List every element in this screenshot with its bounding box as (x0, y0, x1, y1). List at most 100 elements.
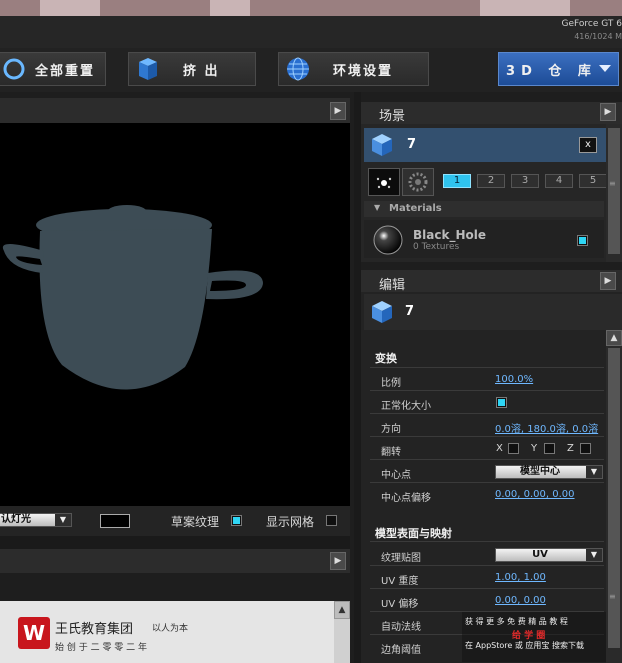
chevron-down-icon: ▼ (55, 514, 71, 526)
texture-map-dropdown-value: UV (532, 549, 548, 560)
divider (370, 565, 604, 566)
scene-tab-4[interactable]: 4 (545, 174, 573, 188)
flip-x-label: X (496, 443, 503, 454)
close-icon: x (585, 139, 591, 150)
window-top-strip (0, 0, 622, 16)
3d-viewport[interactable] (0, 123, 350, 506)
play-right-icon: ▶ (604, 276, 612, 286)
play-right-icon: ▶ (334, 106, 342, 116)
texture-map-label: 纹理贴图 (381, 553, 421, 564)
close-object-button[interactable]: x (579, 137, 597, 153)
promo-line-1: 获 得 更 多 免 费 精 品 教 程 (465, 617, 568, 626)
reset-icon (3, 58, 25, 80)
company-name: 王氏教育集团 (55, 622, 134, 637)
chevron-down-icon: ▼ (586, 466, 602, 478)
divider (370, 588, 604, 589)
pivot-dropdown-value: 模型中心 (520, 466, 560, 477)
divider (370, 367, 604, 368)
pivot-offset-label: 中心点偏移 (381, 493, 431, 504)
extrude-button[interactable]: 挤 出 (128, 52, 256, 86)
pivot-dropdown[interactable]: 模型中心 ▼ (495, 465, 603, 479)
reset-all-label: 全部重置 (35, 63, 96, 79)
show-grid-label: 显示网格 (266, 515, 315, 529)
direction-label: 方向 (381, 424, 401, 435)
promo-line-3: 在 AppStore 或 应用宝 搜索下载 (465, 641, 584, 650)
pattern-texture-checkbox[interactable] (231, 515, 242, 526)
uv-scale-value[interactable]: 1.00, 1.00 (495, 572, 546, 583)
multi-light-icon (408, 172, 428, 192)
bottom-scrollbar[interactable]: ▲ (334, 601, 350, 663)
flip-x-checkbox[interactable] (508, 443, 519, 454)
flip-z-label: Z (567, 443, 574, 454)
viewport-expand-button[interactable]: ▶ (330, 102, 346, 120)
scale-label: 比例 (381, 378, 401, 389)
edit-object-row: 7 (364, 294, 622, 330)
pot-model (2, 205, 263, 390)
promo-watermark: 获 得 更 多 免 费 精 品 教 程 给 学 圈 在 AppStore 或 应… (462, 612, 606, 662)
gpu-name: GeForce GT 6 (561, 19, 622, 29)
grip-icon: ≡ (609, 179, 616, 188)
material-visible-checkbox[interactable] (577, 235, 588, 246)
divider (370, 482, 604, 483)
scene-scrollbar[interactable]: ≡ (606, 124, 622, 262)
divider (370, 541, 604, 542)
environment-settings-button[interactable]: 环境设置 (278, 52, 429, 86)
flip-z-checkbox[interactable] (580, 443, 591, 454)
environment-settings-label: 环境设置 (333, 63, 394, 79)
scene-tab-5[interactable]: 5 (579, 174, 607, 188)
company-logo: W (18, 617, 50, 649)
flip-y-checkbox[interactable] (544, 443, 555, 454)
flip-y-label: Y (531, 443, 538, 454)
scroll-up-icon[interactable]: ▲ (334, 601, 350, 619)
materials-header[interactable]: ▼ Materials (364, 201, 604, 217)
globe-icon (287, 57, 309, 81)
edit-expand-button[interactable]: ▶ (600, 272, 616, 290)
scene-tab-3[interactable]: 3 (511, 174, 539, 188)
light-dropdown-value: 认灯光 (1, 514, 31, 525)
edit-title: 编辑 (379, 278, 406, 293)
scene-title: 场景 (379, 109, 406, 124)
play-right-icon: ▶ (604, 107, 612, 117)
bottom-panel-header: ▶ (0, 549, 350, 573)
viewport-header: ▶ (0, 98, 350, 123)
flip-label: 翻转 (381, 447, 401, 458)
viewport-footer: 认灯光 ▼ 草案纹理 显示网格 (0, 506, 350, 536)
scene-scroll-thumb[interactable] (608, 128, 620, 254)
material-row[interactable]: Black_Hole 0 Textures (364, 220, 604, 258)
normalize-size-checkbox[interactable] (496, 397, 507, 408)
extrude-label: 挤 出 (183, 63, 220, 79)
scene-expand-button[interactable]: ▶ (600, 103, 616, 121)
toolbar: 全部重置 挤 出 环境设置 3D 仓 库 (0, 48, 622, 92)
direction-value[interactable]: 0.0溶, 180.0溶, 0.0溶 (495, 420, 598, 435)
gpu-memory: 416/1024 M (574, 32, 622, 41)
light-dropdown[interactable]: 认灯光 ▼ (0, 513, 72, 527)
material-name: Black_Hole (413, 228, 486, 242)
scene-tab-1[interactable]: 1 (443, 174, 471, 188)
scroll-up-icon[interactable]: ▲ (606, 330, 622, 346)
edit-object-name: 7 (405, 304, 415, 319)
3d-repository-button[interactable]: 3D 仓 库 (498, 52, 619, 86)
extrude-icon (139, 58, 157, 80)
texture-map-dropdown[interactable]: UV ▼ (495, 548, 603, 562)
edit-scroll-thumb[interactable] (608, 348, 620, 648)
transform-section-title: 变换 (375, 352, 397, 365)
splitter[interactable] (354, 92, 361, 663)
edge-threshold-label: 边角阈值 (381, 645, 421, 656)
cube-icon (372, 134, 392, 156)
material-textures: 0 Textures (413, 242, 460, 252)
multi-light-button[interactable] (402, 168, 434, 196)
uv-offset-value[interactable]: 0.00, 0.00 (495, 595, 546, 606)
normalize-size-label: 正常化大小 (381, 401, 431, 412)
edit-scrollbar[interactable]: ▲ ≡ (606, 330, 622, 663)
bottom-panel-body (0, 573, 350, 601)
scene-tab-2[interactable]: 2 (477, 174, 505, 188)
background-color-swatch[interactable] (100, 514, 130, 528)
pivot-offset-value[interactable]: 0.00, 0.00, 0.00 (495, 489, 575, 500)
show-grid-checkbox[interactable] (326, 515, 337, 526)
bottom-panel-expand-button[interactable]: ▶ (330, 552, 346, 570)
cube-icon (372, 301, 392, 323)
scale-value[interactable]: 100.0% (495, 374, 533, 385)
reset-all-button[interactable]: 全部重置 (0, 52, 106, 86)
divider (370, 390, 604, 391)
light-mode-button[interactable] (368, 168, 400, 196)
§
### Exercise task:
Turn each line of the items above into a row of a Markdown table with the columns Row and Line, numbering the rows in order and leaving out blank lines. Omit the pictures.

### Result:
| Row | Line |
|---|---|
| 1 | List every element in this screenshot with its bounding box as (x0, y0, x1, y1). List at most 100 elements. |
| 2 | chevron-down-icon: ▼ (55, 514, 71, 526) |
| 3 | texture-map-dropdown-value: UV (532, 549, 548, 560) |
| 4 | divider (370, 565, 604, 566) |
| 5 | scene-tab-4[interactable]: 4 (545, 174, 573, 188) |
| 6 | flip-x-label: X (496, 443, 503, 454) |
| 7 | close-icon: x (585, 139, 591, 150) |
| 8 | window-top-strip (0, 0, 622, 16) |
| 9 | 3d-viewport[interactable] (0, 123, 350, 506) |
| 10 | play-right-icon: ▶ (604, 276, 612, 286) |
| 11 | play-right-icon: ▶ (334, 106, 342, 116) |
| 12 | texture-map-label: 纹理贴图 (381, 553, 421, 564) |
| 13 | close-object-button[interactable]: x (579, 137, 597, 153) |
| 14 | promo-line-1: 获 得 更 多 免 费 精 品 教 程 (465, 617, 568, 626) |
| 15 | reset-icon (3, 58, 25, 80) |
| 16 | company-name: 王氏教育集团 (55, 622, 134, 637) |
| 17 | chevron-down-icon: ▼ (586, 466, 602, 478) |
| 18 | divider (370, 588, 604, 589) |
| 19 | pivot-dropdown-value: 模型中心 (520, 466, 560, 477) |
| 20 | divider (370, 367, 604, 368) |
| 21 | pivot-offset-label: 中心点偏移 (381, 493, 431, 504) |
| 22 | extrude-button[interactable]: 挤 出 (128, 52, 256, 86) |
| 23 | pivot-dropdown[interactable]: 模型中心 ▼ (495, 465, 603, 479) |
| 24 | reset-all-label: 全部重置 (35, 63, 96, 79) |
| 25 | show-grid-label: 显示网格 (266, 515, 315, 529) |
| 26 | direction-label: 方向 (381, 424, 401, 435) |
| 27 | promo-line-3: 在 AppStore 或 应用宝 搜索下载 (465, 641, 584, 650) |
| 28 | pattern-texture-checkbox[interactable] (231, 515, 242, 526) |
| 29 | uv-scale-value[interactable]: 1.00, 1.00 (495, 572, 546, 583) |
| 30 | multi-light-icon (408, 172, 428, 192) |
| 31 | bottom-scrollbar[interactable]: ▲ (334, 601, 350, 663) |
| 32 | flip-x-checkbox[interactable] (508, 443, 519, 454) |
| 33 | flip-z-label: Z (567, 443, 574, 454) |
| 34 | viewport-expand-button[interactable]: ▶ (330, 102, 346, 120) |
| 35 | scale-label: 比例 (381, 378, 401, 389) |
| 36 | edit-object-row: 7 (364, 294, 622, 330) |
| 37 | pot-model (2, 205, 263, 390) |
| 38 | promo-watermark: 获 得 更 多 免 费 精 品 教 程 给 学 圈 在 AppStore 或 应… (462, 612, 606, 662) |
| 39 | gpu-name: GeForce GT 6 (561, 19, 622, 29) |
| 40 | grip-icon: ≡ (609, 179, 616, 188) |
| 41 | material-visible-checkbox[interactable] (577, 235, 588, 246) |
| 42 | divider (370, 482, 604, 483) |
| 43 | scene-scrollbar[interactable]: ≡ (606, 124, 622, 262) |
| 44 | divider (370, 541, 604, 542) |
| 45 | environment-settings-button[interactable]: 环境设置 (278, 52, 429, 86) |
| 46 | flip-z-checkbox[interactable] (580, 443, 591, 454) |
| 47 | environment-settings-label: 环境设置 (333, 63, 394, 79) |
| 48 | scene-tab-5[interactable]: 5 (579, 174, 607, 188) |
| 49 | company-logo: W (18, 617, 50, 649) |
| 50 | flip-y-checkbox[interactable] (544, 443, 555, 454) |
| 51 | flip-y-label: Y (531, 443, 538, 454) |
| 52 | scroll-up-icon[interactable]: ▲ (334, 601, 350, 619) |
| 53 | materials-header[interactable]: ▼ Materials (364, 201, 604, 217) |
| 54 | globe-icon (287, 57, 309, 81) |
| 55 | edit-expand-button[interactable]: ▶ (600, 272, 616, 290) |
| 56 | scene-tab-3[interactable]: 3 (511, 174, 539, 188) |
| 57 | light-dropdown-value: 认灯光 (1, 514, 31, 525) |
| 58 | edit-title: 编辑 (379, 278, 406, 293) |
| 59 | scene-title: 场景 (379, 109, 406, 124) |
| 60 | play-right-icon: ▶ (604, 107, 612, 117) |
| 61 | bottom-panel-header: ▶ (0, 549, 350, 573) |
| 62 | viewport-header: ▶ (0, 98, 350, 123) |
| 63 | flip-label: 翻转 (381, 447, 401, 458) |
| 64 | viewport-footer: 认灯光 ▼ 草案纹理 显示网格 (0, 506, 350, 536) |
| 65 | scene-scroll-thumb[interactable] (608, 128, 620, 254) |
| 66 | material-row[interactable]: Black_Hole 0 Textures (364, 220, 604, 258) |
| 67 | normalize-size-checkbox[interactable] (496, 397, 507, 408) |
| 68 | extrude-label: 挤 出 (183, 63, 220, 79) |
| 69 | scene-expand-button[interactable]: ▶ (600, 103, 616, 121) |
| 70 | toolbar: 全部重置 挤 出 环境设置 3D 仓 库 (0, 48, 622, 92) |
| 71 | direction-value[interactable]: 0.0溶, 180.0溶, 0.0溶 (495, 420, 598, 435) |
| 72 | gpu-memory: 416/1024 M (574, 32, 622, 41) |
| 73 | light-dropdown[interactable]: 认灯光 ▼ (0, 513, 72, 527) |
| 74 | material-name: Black_Hole (413, 228, 486, 242) |
| 75 | scene-tab-1[interactable]: 1 (443, 174, 471, 188) |
| 76 | scroll-up-icon[interactable]: ▲ (606, 330, 622, 346) |
| 77 | edit-object-name: 7 (405, 304, 415, 319) |
| 78 | 3d-repository-button[interactable]: 3D 仓 库 (498, 52, 619, 86) |
| 79 | extrude-icon (139, 58, 157, 80) |
| 80 | texture-map-dropdown[interactable]: UV ▼ (495, 548, 603, 562) |
| 81 | edit-scroll-thumb[interactable] (608, 348, 620, 648) |
| 82 | transform-section-title: 变换 (375, 352, 397, 365) |
| 83 | splitter[interactable] (354, 92, 361, 663) |
| 84 | edge-threshold-label: 边角阈值 (381, 645, 421, 656) |
| 85 | cube-icon (372, 134, 392, 156) |
| 86 | material-textures: 0 Textures (413, 242, 460, 252) |
| 87 | multi-light-button[interactable] (402, 168, 434, 196) |
| 88 | uv-offset-value[interactable]: 0.00, 0.00 (495, 595, 546, 606) |
| 89 | normalize-size-label: 正常化大小 (381, 401, 431, 412) |
| 90 | edit-scrollbar[interactable]: ▲ ≡ (606, 330, 622, 663) |
| 91 | bottom-panel-body (0, 573, 350, 601) |
| 92 | scene-tab-2[interactable]: 2 (477, 174, 505, 188) |
| 93 | background-color-swatch[interactable] (100, 514, 130, 528) |
| 94 | pivot-offset-value[interactable]: 0.00, 0.00, 0.00 (495, 489, 575, 500) |
| 95 | show-grid-checkbox[interactable] (326, 515, 337, 526) |
| 96 | bottom-panel-expand-button[interactable]: ▶ (330, 552, 346, 570) |
| 97 | cube-icon (372, 301, 392, 323) |
| 98 | scale-value[interactable]: 100.0% (495, 374, 533, 385) |
| 99 | reset-all-button[interactable]: 全部重置 (0, 52, 106, 86) |
| 100 | divider (370, 390, 604, 391) |
| 101 | light-mode-button[interactable] (368, 168, 400, 196) |